◆ **Instructions for the task**
Retype each record shown below, leaving every character as it is.

◆ **Given records**
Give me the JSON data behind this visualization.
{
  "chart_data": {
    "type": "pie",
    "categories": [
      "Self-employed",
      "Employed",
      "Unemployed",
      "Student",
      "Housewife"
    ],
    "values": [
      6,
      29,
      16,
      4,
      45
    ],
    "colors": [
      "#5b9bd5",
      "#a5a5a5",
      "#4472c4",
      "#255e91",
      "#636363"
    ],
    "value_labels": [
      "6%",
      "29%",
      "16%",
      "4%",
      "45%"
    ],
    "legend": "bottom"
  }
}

◆ **Task answer**
Give me the JSON data behind this visualization.
{
  "chart_data": {
    "type": "pie",
    "categories": [
      "Self-employed",
      "Employed",
      "Unemployed",
      "Student",
      "Housewife"
    ],
    "values": [
      6,
      29,
      16,
      4,
      45
    ],
    "colors": [
      "#5b9bd5",
      "#a5a5a5",
      "#4472c4",
      "#255e91",
      "#636363"
    ],
    "value_labels": [
      "6%",
      "29%",
      "16%",
      "4%",
      "45%"
    ],
    "legend": "bottom"
  }
}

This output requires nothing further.